YOUR GOAL: Below is a listing to write out in full, exactly as given, without its pictures.

RECORDS SUPPLIED:
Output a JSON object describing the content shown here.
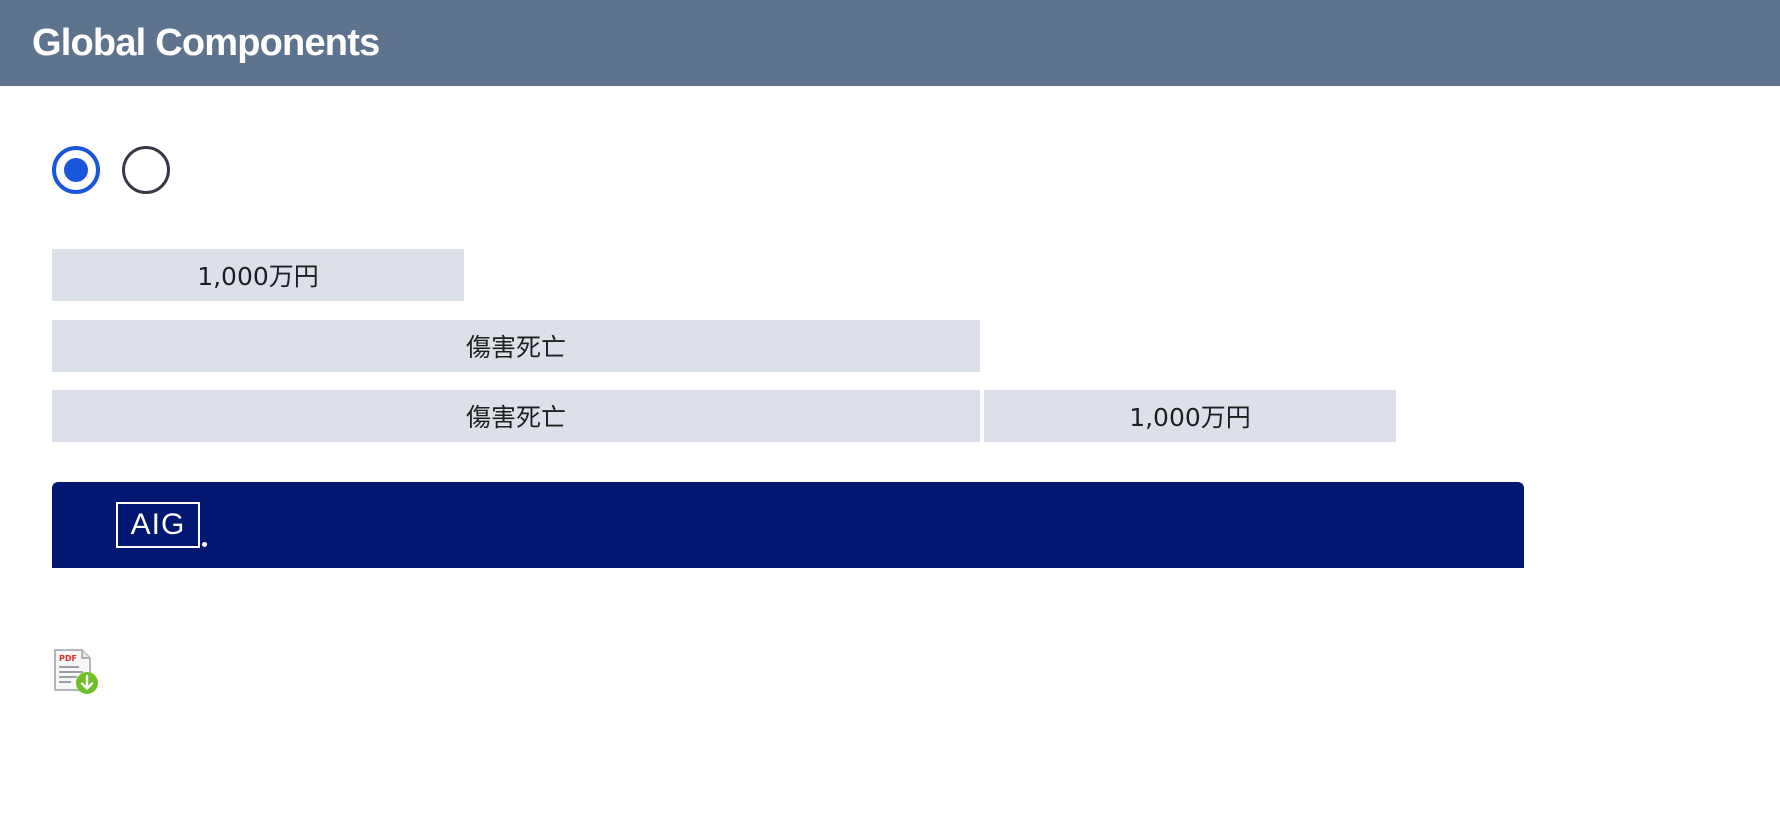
{
  "header": {
    "title": "Global Components"
  },
  "radios": [
    {
      "state": "checked"
    },
    {
      "state": "unchecked"
    }
  ],
  "coverage": {
    "amount": "1,000万円",
    "label": "傷害死亡",
    "row_label": "傷害死亡",
    "row_amount": "1,000万円"
  },
  "banner": {
    "logo_text": "AIG",
    "background_color": "#001871"
  },
  "download": {
    "icon": "pdf-download-icon",
    "badge_text": "PDF"
  },
  "colors": {
    "header": "#5e748e",
    "radio_accent": "#1a56db",
    "cell_bg": "#dce1e9"
  }
}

EXPECTED OUTPUT:
Output a JSON object describing the content shown here.
{
  "header": {
    "title": "Global Components"
  },
  "radios": [
    {
      "state": "checked"
    },
    {
      "state": "unchecked"
    }
  ],
  "coverage": {
    "amount": "1,000万円",
    "label": "傷害死亡",
    "row_label": "傷害死亡",
    "row_amount": "1,000万円"
  },
  "banner": {
    "logo_text": "AIG",
    "background_color": "#001871"
  },
  "download": {
    "icon": "pdf-download-icon",
    "badge_text": "PDF"
  },
  "colors": {
    "header": "#5e748e",
    "radio_accent": "#1a56db",
    "cell_bg": "#dce1e9"
  }
}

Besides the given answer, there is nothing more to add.